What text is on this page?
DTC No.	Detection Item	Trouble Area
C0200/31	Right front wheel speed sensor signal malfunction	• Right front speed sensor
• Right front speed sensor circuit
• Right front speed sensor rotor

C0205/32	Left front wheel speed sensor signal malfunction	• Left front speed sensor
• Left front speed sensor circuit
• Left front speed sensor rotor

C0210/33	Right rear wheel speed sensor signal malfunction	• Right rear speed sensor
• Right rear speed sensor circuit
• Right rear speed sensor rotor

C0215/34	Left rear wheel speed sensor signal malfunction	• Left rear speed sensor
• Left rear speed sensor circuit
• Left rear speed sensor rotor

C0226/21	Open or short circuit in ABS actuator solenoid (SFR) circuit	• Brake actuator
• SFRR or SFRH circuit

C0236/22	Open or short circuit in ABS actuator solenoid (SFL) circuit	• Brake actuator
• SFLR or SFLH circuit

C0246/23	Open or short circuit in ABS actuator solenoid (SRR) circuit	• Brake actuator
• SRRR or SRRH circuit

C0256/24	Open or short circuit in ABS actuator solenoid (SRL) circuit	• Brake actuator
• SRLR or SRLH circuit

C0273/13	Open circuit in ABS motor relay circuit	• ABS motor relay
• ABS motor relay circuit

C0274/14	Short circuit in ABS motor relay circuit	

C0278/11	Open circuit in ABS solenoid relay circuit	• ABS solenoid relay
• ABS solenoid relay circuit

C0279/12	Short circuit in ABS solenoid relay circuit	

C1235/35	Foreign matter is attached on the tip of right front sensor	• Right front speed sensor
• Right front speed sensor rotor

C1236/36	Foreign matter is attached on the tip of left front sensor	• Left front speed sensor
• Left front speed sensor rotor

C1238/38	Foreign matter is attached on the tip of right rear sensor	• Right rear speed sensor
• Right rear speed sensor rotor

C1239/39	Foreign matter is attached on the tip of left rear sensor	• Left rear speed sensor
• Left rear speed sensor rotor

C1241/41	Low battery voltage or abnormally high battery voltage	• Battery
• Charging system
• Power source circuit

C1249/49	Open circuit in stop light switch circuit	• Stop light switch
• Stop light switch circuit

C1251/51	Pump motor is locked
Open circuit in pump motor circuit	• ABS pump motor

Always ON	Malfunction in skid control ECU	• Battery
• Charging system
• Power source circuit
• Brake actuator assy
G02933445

__Goal__.
Repeat the listing above without any change.

__Exercise response__.
What text is on this page?
DTC No.	Detection Item	Trouble Area
C0200/31	Right front wheel speed sensor signal malfunction	• Right front speed sensor
• Right front speed sensor circuit
• Right front speed sensor rotor

C0205/32	Left front wheel speed sensor signal malfunction	• Left front speed sensor
• Left front speed sensor circuit
• Left front speed sensor rotor

C0210/33	Right rear wheel speed sensor signal malfunction	• Right rear speed sensor
• Right rear speed sensor circuit
• Right rear speed sensor rotor

C0215/34	Left rear wheel speed sensor signal malfunction	• Left rear speed sensor
• Left rear speed sensor circuit
• Left rear speed sensor rotor

C0226/21	Open or short circuit in ABS actuator solenoid (SFR) circuit	• Brake actuator
• SFRR or SFRH circuit

C0236/22	Open or short circuit in ABS actuator solenoid (SFL) circuit	• Brake actuator
• SFLR or SFLH circuit

C0246/23	Open or short circuit in ABS actuator solenoid (SRR) circuit	• Brake actuator
• SRRR or SRRH circuit

C0256/24	Open or short circuit in ABS actuator solenoid (SRL) circuit	• Brake actuator
• SRLR or SRLH circuit

C0273/13	Open circuit in ABS motor relay circuit	• ABS motor relay
• ABS motor relay circuit

C0274/14	Short circuit in ABS motor relay circuit	

C0278/11	Open circuit in ABS solenoid relay circuit	• ABS solenoid relay
• ABS solenoid relay circuit

C0279/12	Short circuit in ABS solenoid relay circuit	

C1235/35	Foreign matter is attached on the tip of right front sensor	• Right front speed sensor
• Right front speed sensor rotor

C1236/36	Foreign matter is attached on the tip of left front sensor	• Left front speed sensor
• Left front speed sensor rotor

C1238/38	Foreign matter is attached on the tip of right rear sensor	• Right rear speed sensor
• Right rear speed sensor rotor

C1239/39	Foreign matter is attached on the tip of left rear sensor	• Left rear speed sensor
• Left rear speed sensor rotor

C1241/41	Low battery voltage or abnormally high battery voltage	• Battery
• Charging system
• Power source circuit

C1249/49	Open circuit in stop light switch circuit	• Stop light switch
• Stop light switch circuit

C1251/51	Pump motor is locked
Open circuit in pump motor circuit	• ABS pump motor

Always ON	Malfunction in skid control ECU	• Battery
• Charging system
• Power source circuit
• Brake actuator assy
G02933445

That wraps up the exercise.